> **EXERCISE INSTRUCTIONS**
Copy out the lines that include the word "filled".

> **DATASET EXCERPTS**

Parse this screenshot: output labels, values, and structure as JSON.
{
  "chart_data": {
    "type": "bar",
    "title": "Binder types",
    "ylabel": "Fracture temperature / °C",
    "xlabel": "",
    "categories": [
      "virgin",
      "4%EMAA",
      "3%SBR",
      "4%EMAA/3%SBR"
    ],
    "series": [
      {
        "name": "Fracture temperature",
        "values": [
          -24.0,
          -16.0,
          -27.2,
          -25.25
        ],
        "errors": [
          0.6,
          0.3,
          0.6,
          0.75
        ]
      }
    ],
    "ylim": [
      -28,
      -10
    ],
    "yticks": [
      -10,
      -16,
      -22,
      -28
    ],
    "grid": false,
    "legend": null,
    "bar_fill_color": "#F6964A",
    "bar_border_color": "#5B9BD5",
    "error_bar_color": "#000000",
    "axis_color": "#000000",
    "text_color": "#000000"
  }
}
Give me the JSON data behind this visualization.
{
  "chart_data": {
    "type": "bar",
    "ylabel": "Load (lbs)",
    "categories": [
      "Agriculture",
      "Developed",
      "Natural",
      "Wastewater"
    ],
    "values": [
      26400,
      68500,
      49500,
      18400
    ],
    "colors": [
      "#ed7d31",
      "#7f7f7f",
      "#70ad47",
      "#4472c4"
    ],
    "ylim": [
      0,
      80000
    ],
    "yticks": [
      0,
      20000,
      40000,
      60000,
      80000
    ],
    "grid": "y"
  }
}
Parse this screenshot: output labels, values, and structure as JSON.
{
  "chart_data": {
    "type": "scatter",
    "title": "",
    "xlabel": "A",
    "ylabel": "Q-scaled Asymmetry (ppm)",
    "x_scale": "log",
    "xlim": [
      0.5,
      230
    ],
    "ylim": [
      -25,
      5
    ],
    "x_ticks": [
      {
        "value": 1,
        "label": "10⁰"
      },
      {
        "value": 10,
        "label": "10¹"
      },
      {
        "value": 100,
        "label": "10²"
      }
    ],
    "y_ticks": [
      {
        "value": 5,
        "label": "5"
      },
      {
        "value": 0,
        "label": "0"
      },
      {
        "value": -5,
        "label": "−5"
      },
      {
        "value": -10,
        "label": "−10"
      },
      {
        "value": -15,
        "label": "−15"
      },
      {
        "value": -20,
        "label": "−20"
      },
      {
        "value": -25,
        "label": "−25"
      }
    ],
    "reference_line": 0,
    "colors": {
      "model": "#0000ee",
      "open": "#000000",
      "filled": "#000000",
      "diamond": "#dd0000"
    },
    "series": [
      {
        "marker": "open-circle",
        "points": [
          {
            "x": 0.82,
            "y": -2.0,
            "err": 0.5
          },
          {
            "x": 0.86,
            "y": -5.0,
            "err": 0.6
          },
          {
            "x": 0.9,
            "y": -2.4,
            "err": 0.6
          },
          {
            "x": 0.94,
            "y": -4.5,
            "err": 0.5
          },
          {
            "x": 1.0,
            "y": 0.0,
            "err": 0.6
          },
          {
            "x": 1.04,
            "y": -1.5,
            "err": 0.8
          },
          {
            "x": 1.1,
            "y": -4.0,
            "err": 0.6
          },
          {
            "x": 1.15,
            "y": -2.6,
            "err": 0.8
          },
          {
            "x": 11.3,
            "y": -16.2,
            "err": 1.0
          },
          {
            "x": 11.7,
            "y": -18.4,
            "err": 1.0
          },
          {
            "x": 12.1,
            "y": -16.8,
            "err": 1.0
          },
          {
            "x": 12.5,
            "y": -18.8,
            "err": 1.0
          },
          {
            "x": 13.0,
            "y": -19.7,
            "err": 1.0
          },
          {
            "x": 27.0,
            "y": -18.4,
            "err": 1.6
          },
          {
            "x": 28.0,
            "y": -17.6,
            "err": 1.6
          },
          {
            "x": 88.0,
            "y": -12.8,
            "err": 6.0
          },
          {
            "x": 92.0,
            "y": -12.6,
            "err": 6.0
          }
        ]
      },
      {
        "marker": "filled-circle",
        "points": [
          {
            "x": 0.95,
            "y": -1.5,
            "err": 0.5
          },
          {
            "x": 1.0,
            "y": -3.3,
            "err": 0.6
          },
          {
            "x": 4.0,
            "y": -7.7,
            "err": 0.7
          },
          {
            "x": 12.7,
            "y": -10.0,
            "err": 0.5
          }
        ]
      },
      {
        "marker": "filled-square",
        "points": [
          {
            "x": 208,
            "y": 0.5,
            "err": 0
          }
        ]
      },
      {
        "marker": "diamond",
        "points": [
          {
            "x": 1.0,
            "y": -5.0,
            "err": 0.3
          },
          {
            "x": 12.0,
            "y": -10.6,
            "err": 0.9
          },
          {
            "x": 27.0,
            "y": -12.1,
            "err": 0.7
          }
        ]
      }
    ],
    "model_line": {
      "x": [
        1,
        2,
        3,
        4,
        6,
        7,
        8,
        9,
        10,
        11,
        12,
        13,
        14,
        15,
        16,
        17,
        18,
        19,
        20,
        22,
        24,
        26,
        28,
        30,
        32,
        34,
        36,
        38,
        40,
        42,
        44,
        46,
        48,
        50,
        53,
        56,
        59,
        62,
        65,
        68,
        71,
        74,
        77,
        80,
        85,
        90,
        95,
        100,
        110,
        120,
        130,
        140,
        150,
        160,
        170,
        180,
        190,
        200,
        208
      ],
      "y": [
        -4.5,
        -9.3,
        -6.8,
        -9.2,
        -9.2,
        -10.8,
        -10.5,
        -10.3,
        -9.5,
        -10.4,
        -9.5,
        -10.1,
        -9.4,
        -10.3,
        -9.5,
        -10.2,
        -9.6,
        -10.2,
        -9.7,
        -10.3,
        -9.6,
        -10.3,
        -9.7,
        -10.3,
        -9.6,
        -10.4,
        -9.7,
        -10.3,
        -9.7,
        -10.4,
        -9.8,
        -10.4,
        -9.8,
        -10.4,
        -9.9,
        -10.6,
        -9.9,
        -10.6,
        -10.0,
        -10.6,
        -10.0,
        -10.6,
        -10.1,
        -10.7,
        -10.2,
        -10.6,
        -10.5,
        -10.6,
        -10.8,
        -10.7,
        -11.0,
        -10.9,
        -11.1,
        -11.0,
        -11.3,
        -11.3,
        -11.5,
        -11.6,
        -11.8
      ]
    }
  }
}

> **SOLUTION FOR THIS PROBLEM**
      "filled": "#000000",
        "marker": "filled-circle",
        "marker": "filled-square",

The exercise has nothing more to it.